Stated task: Please copy all of the lines below character for character, leaving out the pictures.

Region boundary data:
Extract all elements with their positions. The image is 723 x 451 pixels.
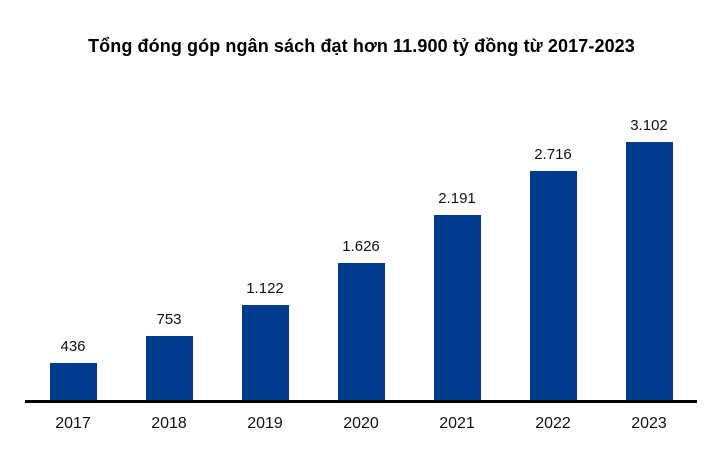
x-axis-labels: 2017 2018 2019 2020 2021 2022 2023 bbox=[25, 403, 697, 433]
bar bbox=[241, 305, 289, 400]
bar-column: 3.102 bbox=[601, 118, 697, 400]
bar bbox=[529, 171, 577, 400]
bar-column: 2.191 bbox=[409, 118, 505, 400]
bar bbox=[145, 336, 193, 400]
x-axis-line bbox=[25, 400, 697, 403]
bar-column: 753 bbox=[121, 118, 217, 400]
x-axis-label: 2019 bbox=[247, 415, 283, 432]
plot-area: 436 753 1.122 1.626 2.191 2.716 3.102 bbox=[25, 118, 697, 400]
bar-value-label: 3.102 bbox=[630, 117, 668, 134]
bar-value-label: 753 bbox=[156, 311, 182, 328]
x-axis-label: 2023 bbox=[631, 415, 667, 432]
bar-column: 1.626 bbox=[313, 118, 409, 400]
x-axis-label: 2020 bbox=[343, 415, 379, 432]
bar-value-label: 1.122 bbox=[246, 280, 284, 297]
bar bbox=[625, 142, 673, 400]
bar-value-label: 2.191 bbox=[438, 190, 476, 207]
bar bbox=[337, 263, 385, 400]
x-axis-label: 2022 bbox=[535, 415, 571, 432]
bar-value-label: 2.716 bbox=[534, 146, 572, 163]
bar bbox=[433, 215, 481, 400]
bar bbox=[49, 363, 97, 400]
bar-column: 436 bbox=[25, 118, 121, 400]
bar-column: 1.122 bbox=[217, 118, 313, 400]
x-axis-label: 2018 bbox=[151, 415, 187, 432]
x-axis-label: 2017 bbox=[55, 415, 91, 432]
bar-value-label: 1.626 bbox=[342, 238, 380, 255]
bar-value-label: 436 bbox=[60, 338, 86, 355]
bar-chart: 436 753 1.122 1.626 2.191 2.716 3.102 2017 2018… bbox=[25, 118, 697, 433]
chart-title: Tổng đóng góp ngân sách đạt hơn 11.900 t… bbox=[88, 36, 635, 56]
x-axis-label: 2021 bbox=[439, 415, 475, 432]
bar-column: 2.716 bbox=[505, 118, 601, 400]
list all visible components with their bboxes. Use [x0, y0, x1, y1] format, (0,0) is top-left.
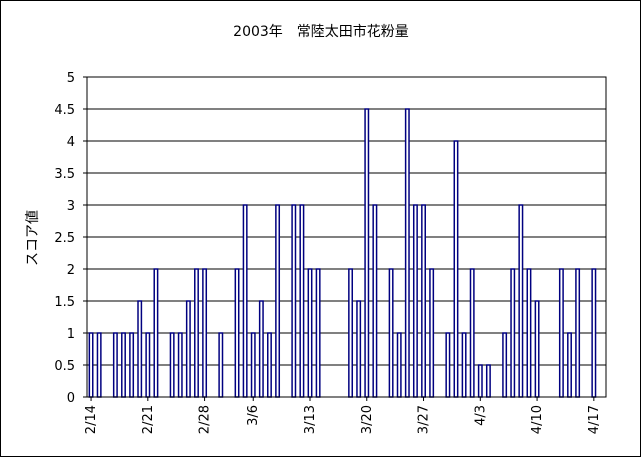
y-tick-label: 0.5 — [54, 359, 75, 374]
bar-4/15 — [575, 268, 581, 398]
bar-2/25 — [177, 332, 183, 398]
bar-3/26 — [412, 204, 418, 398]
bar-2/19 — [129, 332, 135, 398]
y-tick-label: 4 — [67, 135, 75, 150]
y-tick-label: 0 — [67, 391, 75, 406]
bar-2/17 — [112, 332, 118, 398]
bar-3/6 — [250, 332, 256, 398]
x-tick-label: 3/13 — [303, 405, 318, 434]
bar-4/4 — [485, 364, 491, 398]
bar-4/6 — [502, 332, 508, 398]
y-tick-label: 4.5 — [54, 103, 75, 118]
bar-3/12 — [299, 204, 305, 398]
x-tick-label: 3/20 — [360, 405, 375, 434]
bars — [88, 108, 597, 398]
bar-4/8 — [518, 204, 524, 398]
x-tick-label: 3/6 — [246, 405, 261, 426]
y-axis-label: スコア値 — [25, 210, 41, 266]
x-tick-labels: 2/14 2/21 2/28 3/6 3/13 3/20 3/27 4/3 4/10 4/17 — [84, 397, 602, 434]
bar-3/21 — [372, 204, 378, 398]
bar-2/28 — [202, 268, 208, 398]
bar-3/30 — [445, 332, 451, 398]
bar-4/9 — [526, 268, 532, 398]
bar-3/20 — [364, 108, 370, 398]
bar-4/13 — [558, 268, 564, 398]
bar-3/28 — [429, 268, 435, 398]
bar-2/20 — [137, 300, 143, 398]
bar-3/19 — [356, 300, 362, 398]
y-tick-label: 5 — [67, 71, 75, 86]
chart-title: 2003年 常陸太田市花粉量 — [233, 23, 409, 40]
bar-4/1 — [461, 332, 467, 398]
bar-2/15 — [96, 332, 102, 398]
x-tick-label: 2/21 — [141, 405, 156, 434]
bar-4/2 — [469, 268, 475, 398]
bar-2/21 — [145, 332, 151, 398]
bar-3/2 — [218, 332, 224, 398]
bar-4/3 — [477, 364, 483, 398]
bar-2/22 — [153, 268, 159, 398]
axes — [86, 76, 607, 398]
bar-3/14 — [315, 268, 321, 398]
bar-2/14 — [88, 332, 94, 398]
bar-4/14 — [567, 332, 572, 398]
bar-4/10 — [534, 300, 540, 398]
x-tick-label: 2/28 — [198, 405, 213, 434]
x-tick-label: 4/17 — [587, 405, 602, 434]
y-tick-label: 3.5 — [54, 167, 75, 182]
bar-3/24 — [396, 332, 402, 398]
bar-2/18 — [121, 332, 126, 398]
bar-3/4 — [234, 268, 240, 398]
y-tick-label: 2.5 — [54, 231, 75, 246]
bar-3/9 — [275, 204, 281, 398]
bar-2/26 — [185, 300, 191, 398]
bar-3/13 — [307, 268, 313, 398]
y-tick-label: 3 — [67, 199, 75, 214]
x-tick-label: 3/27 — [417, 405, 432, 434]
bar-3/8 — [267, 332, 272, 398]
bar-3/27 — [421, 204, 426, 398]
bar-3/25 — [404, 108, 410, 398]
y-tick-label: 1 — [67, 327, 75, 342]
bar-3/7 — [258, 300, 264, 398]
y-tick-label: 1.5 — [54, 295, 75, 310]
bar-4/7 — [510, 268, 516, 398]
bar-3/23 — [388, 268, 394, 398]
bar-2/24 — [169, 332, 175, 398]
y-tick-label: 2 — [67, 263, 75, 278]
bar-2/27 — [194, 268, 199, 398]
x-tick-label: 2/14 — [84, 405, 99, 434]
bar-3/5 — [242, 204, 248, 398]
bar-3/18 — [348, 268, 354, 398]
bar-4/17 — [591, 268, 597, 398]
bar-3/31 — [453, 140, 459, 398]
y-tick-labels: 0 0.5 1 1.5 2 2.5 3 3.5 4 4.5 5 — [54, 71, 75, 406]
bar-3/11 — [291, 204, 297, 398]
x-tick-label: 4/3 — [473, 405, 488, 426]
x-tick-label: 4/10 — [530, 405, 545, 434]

The answer:
Extract all elements with their positions. The image is 723 x 451 pixels.
x-axis-labels: 2017 2018 2019 2020 2021 2022 2023 bbox=[25, 403, 697, 433]
bar bbox=[241, 305, 289, 400]
bar-column: 3.102 bbox=[601, 118, 697, 400]
bar bbox=[529, 171, 577, 400]
bar-column: 2.191 bbox=[409, 118, 505, 400]
bar bbox=[145, 336, 193, 400]
x-axis-line bbox=[25, 400, 697, 403]
bar-column: 753 bbox=[121, 118, 217, 400]
x-axis-label: 2019 bbox=[247, 415, 283, 432]
plot-area: 436 753 1.122 1.626 2.191 2.716 3.102 bbox=[25, 118, 697, 400]
bar-value-label: 3.102 bbox=[630, 117, 668, 134]
bar-value-label: 753 bbox=[156, 311, 182, 328]
x-axis-label: 2023 bbox=[631, 415, 667, 432]
bar-column: 1.626 bbox=[313, 118, 409, 400]
x-axis-label: 2020 bbox=[343, 415, 379, 432]
bar-value-label: 1.122 bbox=[246, 280, 284, 297]
bar bbox=[625, 142, 673, 400]
bar-value-label: 2.191 bbox=[438, 190, 476, 207]
bar bbox=[337, 263, 385, 400]
x-axis-label: 2022 bbox=[535, 415, 571, 432]
bar-value-label: 2.716 bbox=[534, 146, 572, 163]
bar bbox=[433, 215, 481, 400]
bar bbox=[49, 363, 97, 400]
bar-column: 436 bbox=[25, 118, 121, 400]
bar-column: 1.122 bbox=[217, 118, 313, 400]
x-axis-label: 2018 bbox=[151, 415, 187, 432]
x-axis-label: 2017 bbox=[55, 415, 91, 432]
bar-value-label: 1.626 bbox=[342, 238, 380, 255]
bar-value-label: 436 bbox=[60, 338, 86, 355]
bar-chart: 436 753 1.122 1.626 2.191 2.716 3.102 2017 2018… bbox=[25, 118, 697, 433]
chart-title: Tổng đóng góp ngân sách đạt hơn 11.900 t… bbox=[88, 36, 635, 56]
x-axis-label: 2021 bbox=[439, 415, 475, 432]
bar-column: 2.716 bbox=[505, 118, 601, 400]
list all visible components with their bboxes. Use [x0, y0, x1, y1] format, (0,0) is top-left.
y-tick-label: 0.5 — [54, 359, 75, 374]
bar-4/15 — [575, 268, 581, 398]
bar-2/25 — [177, 332, 183, 398]
bar-3/26 — [412, 204, 418, 398]
bar-2/19 — [129, 332, 135, 398]
y-tick-label: 4 — [67, 135, 75, 150]
y-tick-label: 0 — [67, 391, 75, 406]
bar-2/17 — [112, 332, 118, 398]
bar-3/6 — [250, 332, 256, 398]
x-tick-label: 3/13 — [303, 405, 318, 434]
bar-4/4 — [485, 364, 491, 398]
bar-4/6 — [502, 332, 508, 398]
y-tick-label: 4.5 — [54, 103, 75, 118]
bar-3/12 — [299, 204, 305, 398]
x-tick-label: 3/20 — [360, 405, 375, 434]
bars — [88, 108, 597, 398]
bar-4/8 — [518, 204, 524, 398]
x-tick-label: 3/6 — [246, 405, 261, 426]
y-axis-label: スコア値 — [25, 210, 41, 266]
x-tick-labels: 2/14 2/21 2/28 3/6 3/13 3/20 3/27 4/3 4/10 4/17 — [84, 397, 602, 434]
bar-3/21 — [372, 204, 378, 398]
bar-2/28 — [202, 268, 208, 398]
bar-3/30 — [445, 332, 451, 398]
bar-4/9 — [526, 268, 532, 398]
bar-3/20 — [364, 108, 370, 398]
bar-4/13 — [558, 268, 564, 398]
bar-3/28 — [429, 268, 435, 398]
bar-2/20 — [137, 300, 143, 398]
bar-3/19 — [356, 300, 362, 398]
y-tick-label: 5 — [67, 71, 75, 86]
chart-title: 2003年 常陸太田市花粉量 — [233, 23, 409, 40]
bar-4/1 — [461, 332, 467, 398]
bar-2/15 — [96, 332, 102, 398]
x-tick-label: 2/21 — [141, 405, 156, 434]
bar-4/2 — [469, 268, 475, 398]
bar-2/21 — [145, 332, 151, 398]
bar-3/2 — [218, 332, 224, 398]
bar-4/3 — [477, 364, 483, 398]
bar-2/22 — [153, 268, 159, 398]
axes — [86, 76, 607, 398]
bar-3/14 — [315, 268, 321, 398]
bar-2/14 — [88, 332, 94, 398]
bar-4/14 — [567, 332, 572, 398]
bar-4/10 — [534, 300, 540, 398]
x-tick-label: 2/28 — [198, 405, 213, 434]
x-tick-label: 4/17 — [587, 405, 602, 434]
y-tick-label: 3.5 — [54, 167, 75, 182]
bar-3/24 — [396, 332, 402, 398]
bar-2/18 — [121, 332, 126, 398]
bar-3/4 — [234, 268, 240, 398]
y-tick-label: 2.5 — [54, 231, 75, 246]
bar-3/9 — [275, 204, 281, 398]
bar-2/26 — [185, 300, 191, 398]
bar-3/13 — [307, 268, 313, 398]
y-tick-label: 3 — [67, 199, 75, 214]
x-tick-label: 3/27 — [417, 405, 432, 434]
bar-3/8 — [267, 332, 272, 398]
bar-3/27 — [421, 204, 426, 398]
bar-3/25 — [404, 108, 410, 398]
y-tick-label: 1 — [67, 327, 75, 342]
bar-3/7 — [258, 300, 264, 398]
y-tick-label: 1.5 — [54, 295, 75, 310]
bar-4/7 — [510, 268, 516, 398]
bar-3/23 — [388, 268, 394, 398]
bar-2/24 — [169, 332, 175, 398]
y-tick-label: 2 — [67, 263, 75, 278]
bar-2/27 — [194, 268, 199, 398]
x-tick-label: 2/14 — [84, 405, 99, 434]
bar-3/5 — [242, 204, 248, 398]
bar-3/18 — [348, 268, 354, 398]
bar-4/17 — [591, 268, 597, 398]
bar-3/31 — [453, 140, 459, 398]
y-tick-labels: 0 0.5 1 1.5 2 2.5 3 3.5 4 4.5 5 — [54, 71, 75, 406]
bar-3/11 — [291, 204, 297, 398]
x-tick-label: 4/3 — [473, 405, 488, 426]
x-tick-label: 4/10 — [530, 405, 545, 434]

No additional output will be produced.